SET EXERCISE: Could you write out the records below exactly as they appear, leaving out any pictures?

DATASET ENTRIES:
/---

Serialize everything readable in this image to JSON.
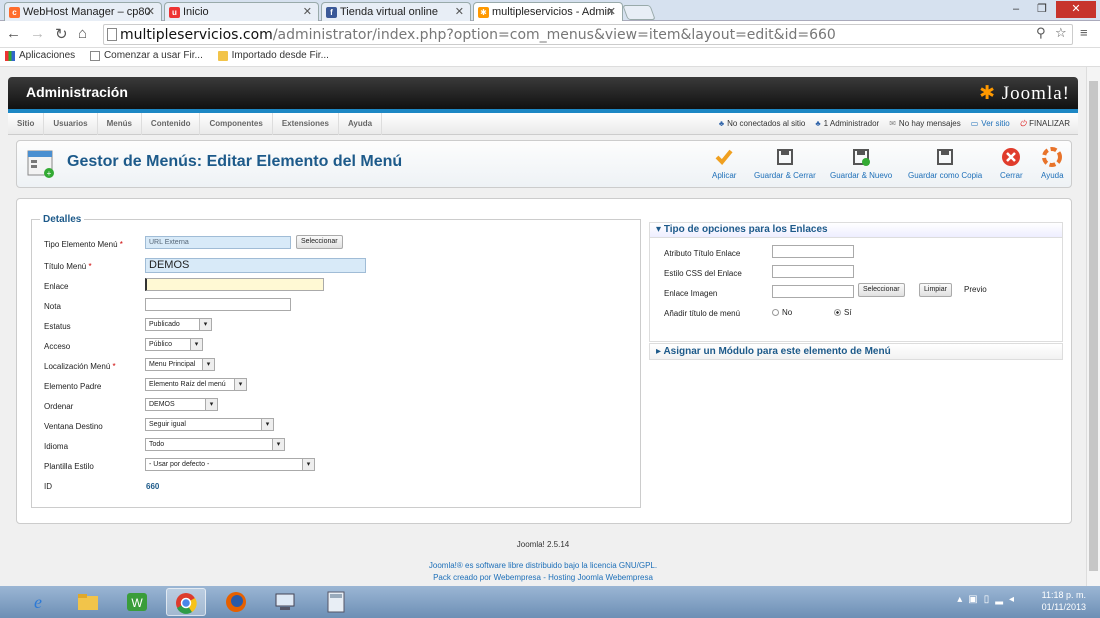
{
  "browser": {
    "tabs": [
      {
        "label": "WebHost Manager – cp80",
        "icon": "cpanel-icon"
      },
      {
        "label": "Inicio",
        "icon": "home-favicon"
      },
      {
        "label": "Tienda virtual online",
        "icon": "facebook-icon"
      },
      {
        "label": "multipleservicios - Admin",
        "icon": "joomla-icon",
        "active": true
      }
    ],
    "url_host": "multipleservicios.com",
    "url_path": "/administrator/index.php?option=com_menus&view=item&layout=edit&id=660",
    "bookmarks": [
      "Aplicaciones",
      "Comenzar a usar Fir...",
      "Importado desde Fir..."
    ]
  },
  "admin": {
    "header_title": "Administración",
    "brand": "Joomla!",
    "menu": [
      "Sitio",
      "Usuarios",
      "Menús",
      "Contenido",
      "Componentes",
      "Extensiones",
      "Ayuda"
    ],
    "status": {
      "visitors": "No conectados al sitio",
      "admins": "1 Administrador",
      "messages": "No hay mensajes",
      "view_site": "Ver sitio",
      "logout": "FINALIZAR"
    }
  },
  "toolbar": {
    "page_title": "Gestor de Menús: Editar Elemento del Menú",
    "buttons": [
      "Aplicar",
      "Guardar & Cerrar",
      "Guardar & Nuevo",
      "Guardar como Copia",
      "Cerrar",
      "Ayuda"
    ]
  },
  "form": {
    "legend": "Detalles",
    "fields": {
      "tipo_label": "Tipo Elemento Menú",
      "tipo_value": "URL Externa",
      "tipo_button": "Seleccionar",
      "titulo_label": "Título Menú",
      "titulo_value": "DEMOS",
      "enlace_label": "Enlace",
      "enlace_value": "",
      "nota_label": "Nota",
      "nota_value": "",
      "estatus_label": "Estatus",
      "estatus_value": "Publicado",
      "acceso_label": "Acceso",
      "acceso_value": "Público",
      "localizacion_label": "Localización Menú",
      "localizacion_value": "Menu Principal",
      "padre_label": "Elemento Padre",
      "padre_value": "Elemento Raíz del menú",
      "ordenar_label": "Ordenar",
      "ordenar_value": "DEMOS",
      "ventana_label": "Ventana Destino",
      "ventana_value": "Seguir igual",
      "idioma_label": "Idioma",
      "idioma_value": "Todo",
      "plantilla_label": "Plantilla Estilo",
      "plantilla_value": "- Usar por defecto -",
      "id_label": "ID",
      "id_value": "660"
    }
  },
  "link_options": {
    "header": "Tipo de opciones para los Enlaces",
    "atributo_label": "Atributo Título Enlace",
    "css_label": "Estilo CSS del Enlace",
    "imagen_label": "Enlace Imagen",
    "seleccionar": "Seleccionar",
    "limpiar": "Limpiar",
    "previo": "Previo",
    "anadir_label": "Añadir título de menú",
    "no": "No",
    "si": "Sí",
    "selected": "Sí"
  },
  "module_panel": {
    "header": "Asignar un Módulo para este elemento de Menú"
  },
  "footer": {
    "version": "Joomla! 2.5.14",
    "license": "Joomla!® es software libre distribuido bajo la licencia GNU/GPL.",
    "credit": "Pack creado por Webempresa - Hosting Joomla Webempresa"
  },
  "taskbar": {
    "time": "11:18 p. m.",
    "date": "01/11/2013"
  },
  "colors": {
    "accent": "#1d87c4",
    "title": "#1d5a8a",
    "required": "#cc0000",
    "taskbar": "#7d9bc0"
  }
}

\---

FINISHED TASK:
Serialize everything readable in this image to JSON.
{
  "browser": {
    "tabs": [
      {
        "label": "WebHost Manager – cp80",
        "icon": "cpanel-icon"
      },
      {
        "label": "Inicio",
        "icon": "home-favicon"
      },
      {
        "label": "Tienda virtual online",
        "icon": "facebook-icon"
      },
      {
        "label": "multipleservicios - Admin",
        "icon": "joomla-icon",
        "active": true
      }
    ],
    "url_host": "multipleservicios.com",
    "url_path": "/administrator/index.php?option=com_menus&view=item&layout=edit&id=660",
    "bookmarks": [
      "Aplicaciones",
      "Comenzar a usar Fir...",
      "Importado desde Fir..."
    ]
  },
  "admin": {
    "header_title": "Administración",
    "brand": "Joomla!",
    "menu": [
      "Sitio",
      "Usuarios",
      "Menús",
      "Contenido",
      "Componentes",
      "Extensiones",
      "Ayuda"
    ],
    "status": {
      "visitors": "No conectados al sitio",
      "admins": "1 Administrador",
      "messages": "No hay mensajes",
      "view_site": "Ver sitio",
      "logout": "FINALIZAR"
    }
  },
  "toolbar": {
    "page_title": "Gestor de Menús: Editar Elemento del Menú",
    "buttons": [
      "Aplicar",
      "Guardar & Cerrar",
      "Guardar & Nuevo",
      "Guardar como Copia",
      "Cerrar",
      "Ayuda"
    ]
  },
  "form": {
    "legend": "Detalles",
    "fields": {
      "tipo_label": "Tipo Elemento Menú",
      "tipo_value": "URL Externa",
      "tipo_button": "Seleccionar",
      "titulo_label": "Título Menú",
      "titulo_value": "DEMOS",
      "enlace_label": "Enlace",
      "enlace_value": "",
      "nota_label": "Nota",
      "nota_value": "",
      "estatus_label": "Estatus",
      "estatus_value": "Publicado",
      "acceso_label": "Acceso",
      "acceso_value": "Público",
      "localizacion_label": "Localización Menú",
      "localizacion_value": "Menu Principal",
      "padre_label": "Elemento Padre",
      "padre_value": "Elemento Raíz del menú",
      "ordenar_label": "Ordenar",
      "ordenar_value": "DEMOS",
      "ventana_label": "Ventana Destino",
      "ventana_value": "Seguir igual",
      "idioma_label": "Idioma",
      "idioma_value": "Todo",
      "plantilla_label": "Plantilla Estilo",
      "plantilla_value": "- Usar por defecto -",
      "id_label": "ID",
      "id_value": "660"
    }
  },
  "link_options": {
    "header": "Tipo de opciones para los Enlaces",
    "atributo_label": "Atributo Título Enlace",
    "css_label": "Estilo CSS del Enlace",
    "imagen_label": "Enlace Imagen",
    "seleccionar": "Seleccionar",
    "limpiar": "Limpiar",
    "previo": "Previo",
    "anadir_label": "Añadir título de menú",
    "no": "No",
    "si": "Sí",
    "selected": "Sí"
  },
  "module_panel": {
    "header": "Asignar un Módulo para este elemento de Menú"
  },
  "footer": {
    "version": "Joomla! 2.5.14",
    "license": "Joomla!® es software libre distribuido bajo la licencia GNU/GPL.",
    "credit": "Pack creado por Webempresa - Hosting Joomla Webempresa"
  },
  "taskbar": {
    "time": "11:18 p. m.",
    "date": "01/11/2013"
  },
  "colors": {
    "accent": "#1d87c4",
    "title": "#1d5a8a",
    "required": "#cc0000",
    "taskbar": "#7d9bc0"
  }
}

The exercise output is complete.